> **Exercise description**: Could you please reproduce the entries exactly, leaving out any pictures?

(Beginning of Record extracts)

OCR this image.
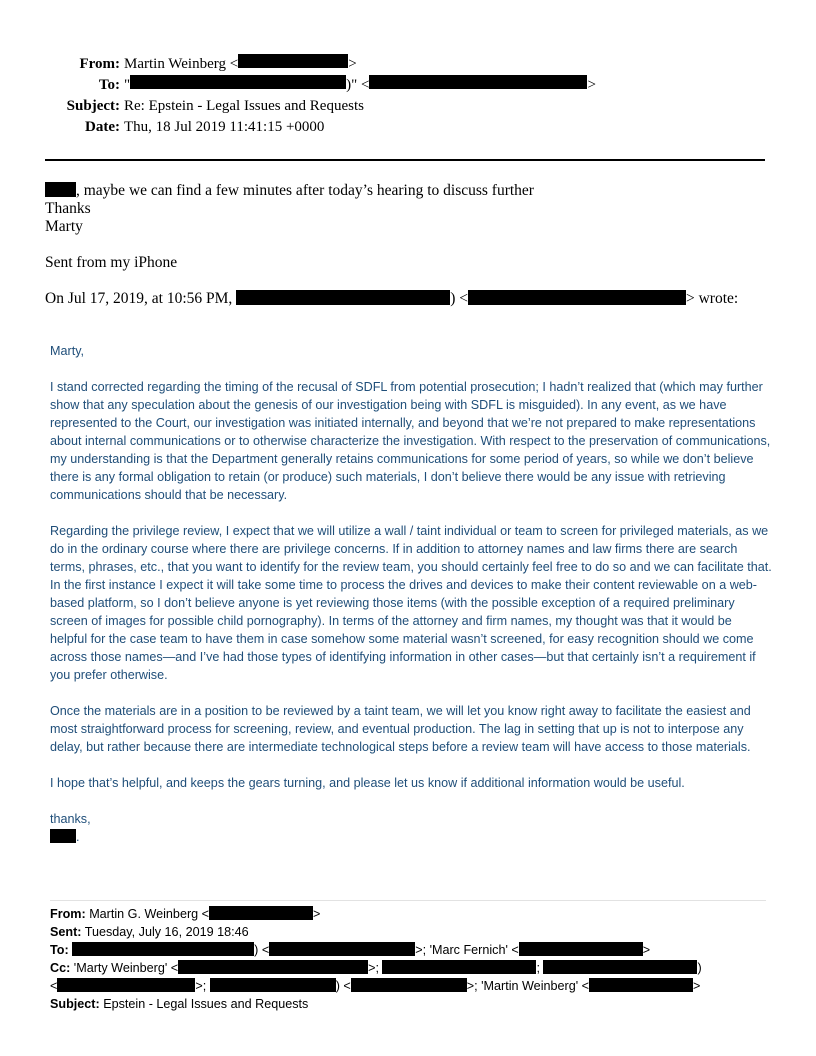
From: Martin Weinberg <	>
To: "	)" <	>
Subject: Re: Epstein - Legal Issues and Requests
Date: Thu, 18 Jul 2019 11:41:15 +0000
, maybe we can find a few minutes after today’s hearing to discuss further
Thanks
Marty
Sent from my iPhone
On Jul 17, 2019, at 10:56 PM,	) <	> wrote:

Marty,

I stand corrected regarding the timing of the recusal of SDFL from potential prosecution; I hadn’t realized that (which may further show that any speculation about the genesis of our investigation being with SDFL is misguided). In any event, as we have represented to the Court, our investigation was initiated internally, and beyond that we’re not prepared to make representations about internal communications or to otherwise characterize the investigation. With respect to the preservation of communications, my understanding is that the Department generally retains communications for some period of years, so while we don’t believe there is any formal obligation to retain (or produce) such materials, I don’t believe there would be any issue with retrieving communications should that be necessary.

Regarding the privilege review, I expect that we will utilize a wall / taint individual or team to screen for privileged materials, as we do in the ordinary course where there are privilege concerns. If in addition to attorney names and law firms there are search terms, phrases, etc., that you want to identify for the review team, you should certainly feel free to do so and we can facilitate that. In the first instance I expect it will take some time to process the drives and devices to make their content reviewable on a web-based platform, so I don’t believe anyone is yet reviewing those items (with the possible exception of a required preliminary screen of images for possible child pornography). In terms of the attorney and firm names, my thought was that it would be helpful for the case team to have them in case somehow some material wasn’t screened, for easy recognition should we come across those names—and I’ve had those types of identifying information in other cases—but that certainly isn’t a requirement if you prefer otherwise.

Once the materials are in a position to be reviewed by a taint team, we will let you know right away to facilitate the easiest and most straightforward process for screening, review, and eventual production. The lag in setting that up is not to interpose any delay, but rather because there are intermediate technological steps before a review team will have access to those materials.

I hope that’s helpful, and keeps the gears turning, and please let us know if additional information would be useful.

thanks,

.

From: Martin G. Weinberg <	>
Sent: Tuesday, July 16, 2019 18:46
To:	) <	>; 'Marc Fernich' <	>
Cc: 'Marty Weinberg' <	>;	;	)
<	>;	) <	>; 'Martin Weinberg' <	>
Subject: Epstein - Legal Issues and Requests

(End of Record extracts)

> **Task result**:
OCR this image.
From: Martin Weinberg <	>
To: "	)" <	>
Subject: Re: Epstein - Legal Issues and Requests
Date: Thu, 18 Jul 2019 11:41:15 +0000
, maybe we can find a few minutes after today’s hearing to discuss further
Thanks
Marty
Sent from my iPhone
On Jul 17, 2019, at 10:56 PM,	) <	> wrote:

Marty,

I stand corrected regarding the timing of the recusal of SDFL from potential prosecution; I hadn’t realized that (which may further show that any speculation about the genesis of our investigation being with SDFL is misguided). In any event, as we have represented to the Court, our investigation was initiated internally, and beyond that we’re not prepared to make representations about internal communications or to otherwise characterize the investigation. With respect to the preservation of communications, my understanding is that the Department generally retains communications for some period of years, so while we don’t believe there is any formal obligation to retain (or produce) such materials, I don’t believe there would be any issue with retrieving communications should that be necessary.

Regarding the privilege review, I expect that we will utilize a wall / taint individual or team to screen for privileged materials, as we do in the ordinary course where there are privilege concerns. If in addition to attorney names and law firms there are search terms, phrases, etc., that you want to identify for the review team, you should certainly feel free to do so and we can facilitate that. In the first instance I expect it will take some time to process the drives and devices to make their content reviewable on a web-based platform, so I don’t believe anyone is yet reviewing those items (with the possible exception of a required preliminary screen of images for possible child pornography). In terms of the attorney and firm names, my thought was that it would be helpful for the case team to have them in case somehow some material wasn’t screened, for easy recognition should we come across those names—and I’ve had those types of identifying information in other cases—but that certainly isn’t a requirement if you prefer otherwise.

Once the materials are in a position to be reviewed by a taint team, we will let you know right away to facilitate the easiest and most straightforward process for screening, review, and eventual production. The lag in setting that up is not to interpose any delay, but rather because there are intermediate technological steps before a review team will have access to those materials.

I hope that’s helpful, and keeps the gears turning, and please let us know if additional information would be useful.

thanks,

.

From: Martin G. Weinberg <	>
Sent: Tuesday, July 16, 2019 18:46
To:	) <	>; 'Marc Fernich' <	>
Cc: 'Marty Weinberg' <	>;	;	)
<	>;	) <	>; 'Martin Weinberg' <	>
Subject: Epstein - Legal Issues and Requests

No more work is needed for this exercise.